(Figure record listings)
## start
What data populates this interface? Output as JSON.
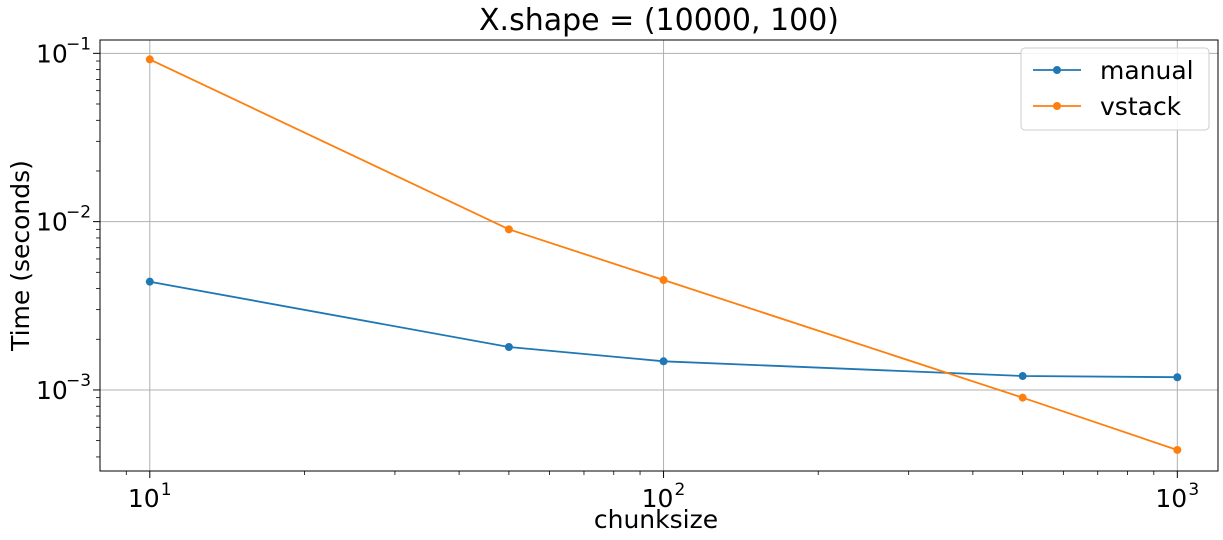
{
  "chart_data": {
    "type": "line",
    "title": "X.shape = (10000, 100)",
    "xlabel": "chunksize",
    "ylabel": "Time (seconds)",
    "xscale": "log",
    "yscale": "log",
    "xlim": [
      8,
      1200
    ],
    "ylim": [
      0.00033,
      0.12
    ],
    "grid": true,
    "legend_position": "top-right",
    "x_ticks": [
      {
        "value": 10,
        "base": "10",
        "exp": "1"
      },
      {
        "value": 100,
        "base": "10",
        "exp": "2"
      },
      {
        "value": 1000,
        "base": "10",
        "exp": "3"
      }
    ],
    "y_ticks": [
      {
        "value": 0.001,
        "base": "10",
        "exp": "−3"
      },
      {
        "value": 0.01,
        "base": "10",
        "exp": "−2"
      },
      {
        "value": 0.1,
        "base": "10",
        "exp": "−1"
      }
    ],
    "series": [
      {
        "name": "manual",
        "color": "#1f77b4",
        "x": [
          10,
          50,
          100,
          500,
          1000
        ],
        "y": [
          0.0044,
          0.0018,
          0.00148,
          0.00121,
          0.00119
        ]
      },
      {
        "name": "vstack",
        "color": "#ff7f0e",
        "x": [
          10,
          50,
          100,
          500,
          1000
        ],
        "y": [
          0.092,
          0.009,
          0.0045,
          0.0009,
          0.00044
        ]
      }
    ]
  }
}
## end
> The request: In the copy, include no pictures; restate the listing above exactly.

> Output for this task:
What data populates this interface? Output as JSON.
{
  "chart_data": {
    "type": "line",
    "title": "X.shape = (10000, 100)",
    "xlabel": "chunksize",
    "ylabel": "Time (seconds)",
    "xscale": "log",
    "yscale": "log",
    "xlim": [
      8,
      1200
    ],
    "ylim": [
      0.00033,
      0.12
    ],
    "grid": true,
    "legend_position": "top-right",
    "x_ticks": [
      {
        "value": 10,
        "base": "10",
        "exp": "1"
      },
      {
        "value": 100,
        "base": "10",
        "exp": "2"
      },
      {
        "value": 1000,
        "base": "10",
        "exp": "3"
      }
    ],
    "y_ticks": [
      {
        "value": 0.001,
        "base": "10",
        "exp": "−3"
      },
      {
        "value": 0.01,
        "base": "10",
        "exp": "−2"
      },
      {
        "value": 0.1,
        "base": "10",
        "exp": "−1"
      }
    ],
    "series": [
      {
        "name": "manual",
        "color": "#1f77b4",
        "x": [
          10,
          50,
          100,
          500,
          1000
        ],
        "y": [
          0.0044,
          0.0018,
          0.00148,
          0.00121,
          0.00119
        ]
      },
      {
        "name": "vstack",
        "color": "#ff7f0e",
        "x": [
          10,
          50,
          100,
          500,
          1000
        ],
        "y": [
          0.092,
          0.009,
          0.0045,
          0.0009,
          0.00044
        ]
      }
    ]
  }
}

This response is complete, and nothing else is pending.